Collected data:
━━━━━━━━━━━━━━━━━━━━
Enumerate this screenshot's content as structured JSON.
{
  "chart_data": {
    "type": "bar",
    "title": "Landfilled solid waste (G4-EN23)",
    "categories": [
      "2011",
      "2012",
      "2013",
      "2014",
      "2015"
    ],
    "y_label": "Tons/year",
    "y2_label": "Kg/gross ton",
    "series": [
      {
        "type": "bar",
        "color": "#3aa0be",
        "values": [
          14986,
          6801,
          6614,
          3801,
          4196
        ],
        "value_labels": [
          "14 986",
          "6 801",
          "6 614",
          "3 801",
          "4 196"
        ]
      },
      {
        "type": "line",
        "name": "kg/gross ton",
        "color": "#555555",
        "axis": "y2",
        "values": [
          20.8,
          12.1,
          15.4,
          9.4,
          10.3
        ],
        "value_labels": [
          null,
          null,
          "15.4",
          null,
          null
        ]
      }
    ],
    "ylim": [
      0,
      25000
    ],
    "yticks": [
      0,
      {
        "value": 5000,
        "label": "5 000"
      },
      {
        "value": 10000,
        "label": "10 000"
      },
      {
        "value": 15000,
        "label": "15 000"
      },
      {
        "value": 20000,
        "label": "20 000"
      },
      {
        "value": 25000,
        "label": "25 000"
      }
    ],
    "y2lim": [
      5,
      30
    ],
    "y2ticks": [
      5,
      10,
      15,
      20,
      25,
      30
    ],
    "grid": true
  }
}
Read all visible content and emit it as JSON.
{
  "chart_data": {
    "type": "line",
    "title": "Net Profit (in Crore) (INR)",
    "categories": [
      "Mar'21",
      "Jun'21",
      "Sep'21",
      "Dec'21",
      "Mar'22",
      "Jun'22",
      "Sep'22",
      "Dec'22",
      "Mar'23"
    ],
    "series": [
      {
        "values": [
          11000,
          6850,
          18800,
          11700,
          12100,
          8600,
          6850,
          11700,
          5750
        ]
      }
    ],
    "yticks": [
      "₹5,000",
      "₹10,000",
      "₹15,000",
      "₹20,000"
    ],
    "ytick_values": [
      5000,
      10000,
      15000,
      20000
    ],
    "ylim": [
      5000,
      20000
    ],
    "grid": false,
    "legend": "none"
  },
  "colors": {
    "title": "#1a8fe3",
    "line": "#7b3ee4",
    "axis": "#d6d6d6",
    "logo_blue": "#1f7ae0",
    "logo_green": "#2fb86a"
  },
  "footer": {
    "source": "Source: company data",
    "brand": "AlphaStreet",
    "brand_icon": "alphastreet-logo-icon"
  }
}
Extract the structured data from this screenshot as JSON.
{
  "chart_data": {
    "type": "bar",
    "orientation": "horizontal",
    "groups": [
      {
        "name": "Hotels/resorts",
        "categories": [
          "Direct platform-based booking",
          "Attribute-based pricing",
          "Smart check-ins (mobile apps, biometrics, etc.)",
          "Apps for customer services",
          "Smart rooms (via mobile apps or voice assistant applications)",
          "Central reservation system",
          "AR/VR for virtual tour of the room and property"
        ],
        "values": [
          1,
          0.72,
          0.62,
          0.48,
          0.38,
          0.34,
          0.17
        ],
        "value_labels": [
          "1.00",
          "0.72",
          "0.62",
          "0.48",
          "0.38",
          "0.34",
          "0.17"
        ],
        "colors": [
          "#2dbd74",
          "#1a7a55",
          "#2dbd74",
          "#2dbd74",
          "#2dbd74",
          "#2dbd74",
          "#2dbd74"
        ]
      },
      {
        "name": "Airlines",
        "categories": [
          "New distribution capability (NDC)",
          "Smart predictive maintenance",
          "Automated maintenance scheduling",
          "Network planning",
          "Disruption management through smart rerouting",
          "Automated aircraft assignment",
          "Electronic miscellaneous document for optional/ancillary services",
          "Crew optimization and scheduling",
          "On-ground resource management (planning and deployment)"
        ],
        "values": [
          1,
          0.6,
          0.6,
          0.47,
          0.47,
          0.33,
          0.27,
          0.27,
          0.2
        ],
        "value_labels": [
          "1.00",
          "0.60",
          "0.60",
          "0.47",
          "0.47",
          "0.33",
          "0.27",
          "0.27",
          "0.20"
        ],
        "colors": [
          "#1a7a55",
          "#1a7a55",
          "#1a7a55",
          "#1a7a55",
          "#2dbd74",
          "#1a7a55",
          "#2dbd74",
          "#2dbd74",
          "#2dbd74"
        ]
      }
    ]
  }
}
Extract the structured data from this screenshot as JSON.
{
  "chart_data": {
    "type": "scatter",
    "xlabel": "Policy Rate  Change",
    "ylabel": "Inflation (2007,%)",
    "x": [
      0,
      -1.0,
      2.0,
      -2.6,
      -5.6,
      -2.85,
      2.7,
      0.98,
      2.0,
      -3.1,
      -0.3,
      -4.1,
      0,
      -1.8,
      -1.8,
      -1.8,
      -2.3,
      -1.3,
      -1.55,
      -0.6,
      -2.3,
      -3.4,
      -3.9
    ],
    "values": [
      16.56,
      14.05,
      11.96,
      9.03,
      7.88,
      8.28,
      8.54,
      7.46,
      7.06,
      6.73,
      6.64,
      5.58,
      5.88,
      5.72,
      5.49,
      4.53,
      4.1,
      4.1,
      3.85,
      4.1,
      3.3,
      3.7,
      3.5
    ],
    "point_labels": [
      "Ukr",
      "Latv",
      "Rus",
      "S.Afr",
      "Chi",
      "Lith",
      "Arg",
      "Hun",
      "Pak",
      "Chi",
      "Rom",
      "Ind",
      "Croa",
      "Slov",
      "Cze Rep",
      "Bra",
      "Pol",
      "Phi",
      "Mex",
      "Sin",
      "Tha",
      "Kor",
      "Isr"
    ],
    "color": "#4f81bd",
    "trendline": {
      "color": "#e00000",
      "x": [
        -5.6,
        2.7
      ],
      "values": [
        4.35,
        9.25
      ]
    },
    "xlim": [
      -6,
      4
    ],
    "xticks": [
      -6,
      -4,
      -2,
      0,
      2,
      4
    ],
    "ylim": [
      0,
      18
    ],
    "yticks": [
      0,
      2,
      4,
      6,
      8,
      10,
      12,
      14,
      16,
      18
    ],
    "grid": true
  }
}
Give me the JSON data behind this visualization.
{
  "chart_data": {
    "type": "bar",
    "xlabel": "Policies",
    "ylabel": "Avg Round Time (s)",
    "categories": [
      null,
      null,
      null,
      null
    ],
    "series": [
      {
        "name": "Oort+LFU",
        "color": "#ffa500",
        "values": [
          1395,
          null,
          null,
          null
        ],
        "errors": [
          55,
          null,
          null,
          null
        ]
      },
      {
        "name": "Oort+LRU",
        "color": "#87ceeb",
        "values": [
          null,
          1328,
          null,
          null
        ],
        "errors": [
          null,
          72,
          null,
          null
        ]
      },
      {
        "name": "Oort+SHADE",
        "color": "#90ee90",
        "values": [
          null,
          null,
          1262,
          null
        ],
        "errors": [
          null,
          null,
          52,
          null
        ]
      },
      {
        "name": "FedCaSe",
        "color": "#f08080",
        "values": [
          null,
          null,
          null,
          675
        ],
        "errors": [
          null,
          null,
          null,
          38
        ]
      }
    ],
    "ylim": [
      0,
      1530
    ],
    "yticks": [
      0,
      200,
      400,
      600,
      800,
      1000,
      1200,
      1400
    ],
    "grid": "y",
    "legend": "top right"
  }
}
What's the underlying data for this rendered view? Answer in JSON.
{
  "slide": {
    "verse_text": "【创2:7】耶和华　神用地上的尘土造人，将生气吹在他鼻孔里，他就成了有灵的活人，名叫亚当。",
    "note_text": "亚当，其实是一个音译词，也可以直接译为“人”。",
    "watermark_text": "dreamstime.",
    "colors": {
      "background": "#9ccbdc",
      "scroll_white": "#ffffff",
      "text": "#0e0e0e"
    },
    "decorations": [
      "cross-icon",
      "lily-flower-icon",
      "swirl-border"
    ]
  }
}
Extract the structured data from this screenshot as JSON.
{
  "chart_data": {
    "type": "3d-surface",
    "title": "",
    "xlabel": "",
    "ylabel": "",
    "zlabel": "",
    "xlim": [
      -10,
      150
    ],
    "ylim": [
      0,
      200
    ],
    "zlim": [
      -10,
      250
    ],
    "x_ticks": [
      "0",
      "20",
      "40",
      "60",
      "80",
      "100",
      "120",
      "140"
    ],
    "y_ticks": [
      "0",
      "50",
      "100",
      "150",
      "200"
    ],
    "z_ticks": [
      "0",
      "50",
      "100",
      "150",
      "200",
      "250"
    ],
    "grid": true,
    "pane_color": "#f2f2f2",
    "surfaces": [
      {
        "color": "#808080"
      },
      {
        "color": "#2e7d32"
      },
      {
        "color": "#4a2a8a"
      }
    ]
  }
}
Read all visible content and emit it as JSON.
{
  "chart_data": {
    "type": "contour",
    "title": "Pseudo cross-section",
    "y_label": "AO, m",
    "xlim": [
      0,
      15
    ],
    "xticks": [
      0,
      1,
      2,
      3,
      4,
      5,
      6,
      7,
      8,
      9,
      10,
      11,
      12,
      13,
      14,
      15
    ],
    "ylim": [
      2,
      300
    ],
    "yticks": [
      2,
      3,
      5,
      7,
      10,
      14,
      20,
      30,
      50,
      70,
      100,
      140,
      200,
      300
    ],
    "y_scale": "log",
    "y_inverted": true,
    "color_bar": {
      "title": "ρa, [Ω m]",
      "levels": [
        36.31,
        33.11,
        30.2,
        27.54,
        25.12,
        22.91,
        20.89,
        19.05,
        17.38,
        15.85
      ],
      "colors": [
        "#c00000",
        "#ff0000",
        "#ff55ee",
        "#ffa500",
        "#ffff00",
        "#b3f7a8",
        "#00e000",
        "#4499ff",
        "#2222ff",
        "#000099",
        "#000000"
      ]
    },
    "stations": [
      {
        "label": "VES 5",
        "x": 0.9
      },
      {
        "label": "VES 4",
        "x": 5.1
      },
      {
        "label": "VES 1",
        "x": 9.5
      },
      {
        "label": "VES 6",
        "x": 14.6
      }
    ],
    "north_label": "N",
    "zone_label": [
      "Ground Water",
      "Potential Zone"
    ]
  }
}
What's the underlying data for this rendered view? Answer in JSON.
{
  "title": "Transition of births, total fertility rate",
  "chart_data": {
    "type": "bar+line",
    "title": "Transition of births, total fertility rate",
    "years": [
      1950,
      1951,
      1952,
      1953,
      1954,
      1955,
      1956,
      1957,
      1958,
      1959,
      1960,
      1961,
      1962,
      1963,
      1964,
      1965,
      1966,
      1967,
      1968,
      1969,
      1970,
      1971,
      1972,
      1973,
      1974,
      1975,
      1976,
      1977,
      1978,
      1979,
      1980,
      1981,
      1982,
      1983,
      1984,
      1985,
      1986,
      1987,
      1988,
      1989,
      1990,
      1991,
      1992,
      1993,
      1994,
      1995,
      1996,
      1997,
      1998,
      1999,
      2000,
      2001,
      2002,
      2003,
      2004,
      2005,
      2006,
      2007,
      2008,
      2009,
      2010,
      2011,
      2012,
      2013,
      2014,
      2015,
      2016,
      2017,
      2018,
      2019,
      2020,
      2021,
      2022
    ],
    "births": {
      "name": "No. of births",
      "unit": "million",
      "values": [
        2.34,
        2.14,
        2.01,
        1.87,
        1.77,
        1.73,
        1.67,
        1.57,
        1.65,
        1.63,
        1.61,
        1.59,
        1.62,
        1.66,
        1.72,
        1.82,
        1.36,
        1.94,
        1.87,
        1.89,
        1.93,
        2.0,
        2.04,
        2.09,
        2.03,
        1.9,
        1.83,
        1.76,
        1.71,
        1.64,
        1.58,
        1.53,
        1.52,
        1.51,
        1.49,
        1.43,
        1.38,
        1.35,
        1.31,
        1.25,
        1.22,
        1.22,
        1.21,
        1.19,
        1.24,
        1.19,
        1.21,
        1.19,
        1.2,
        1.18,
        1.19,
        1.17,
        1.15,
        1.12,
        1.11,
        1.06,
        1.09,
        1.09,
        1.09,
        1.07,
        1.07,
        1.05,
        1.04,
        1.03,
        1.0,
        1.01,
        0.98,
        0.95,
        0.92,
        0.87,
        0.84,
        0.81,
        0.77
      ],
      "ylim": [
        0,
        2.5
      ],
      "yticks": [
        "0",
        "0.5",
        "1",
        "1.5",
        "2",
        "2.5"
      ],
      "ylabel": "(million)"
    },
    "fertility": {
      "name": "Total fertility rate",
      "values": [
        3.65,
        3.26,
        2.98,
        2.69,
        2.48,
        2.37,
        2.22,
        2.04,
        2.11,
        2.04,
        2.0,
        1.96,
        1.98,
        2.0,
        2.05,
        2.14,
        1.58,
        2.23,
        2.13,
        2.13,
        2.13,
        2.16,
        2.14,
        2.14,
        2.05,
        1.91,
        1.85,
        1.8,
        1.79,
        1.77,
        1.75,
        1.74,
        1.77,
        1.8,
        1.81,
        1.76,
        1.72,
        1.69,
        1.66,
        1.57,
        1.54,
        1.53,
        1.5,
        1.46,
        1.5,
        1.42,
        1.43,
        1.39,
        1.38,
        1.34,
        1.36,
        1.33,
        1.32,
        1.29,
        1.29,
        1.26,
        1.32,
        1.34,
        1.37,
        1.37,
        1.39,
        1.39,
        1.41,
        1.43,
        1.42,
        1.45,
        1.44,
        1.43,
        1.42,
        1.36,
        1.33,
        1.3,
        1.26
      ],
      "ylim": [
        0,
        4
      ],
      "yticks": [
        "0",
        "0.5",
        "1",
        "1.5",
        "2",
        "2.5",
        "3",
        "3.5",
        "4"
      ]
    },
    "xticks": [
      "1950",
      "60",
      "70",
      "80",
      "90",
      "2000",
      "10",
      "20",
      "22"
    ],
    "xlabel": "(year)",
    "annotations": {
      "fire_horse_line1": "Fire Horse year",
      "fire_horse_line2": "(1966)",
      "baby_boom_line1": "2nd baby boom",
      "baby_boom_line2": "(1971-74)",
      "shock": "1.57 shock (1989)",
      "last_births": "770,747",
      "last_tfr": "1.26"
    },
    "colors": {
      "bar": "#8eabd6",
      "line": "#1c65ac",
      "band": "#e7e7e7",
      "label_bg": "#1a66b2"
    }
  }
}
━━━━━━━━━━━━━━━━━━━━
Aim of the exercise:
Only the number is wanted: how many lines of these entries contain the string "fertility"?

Task output:
4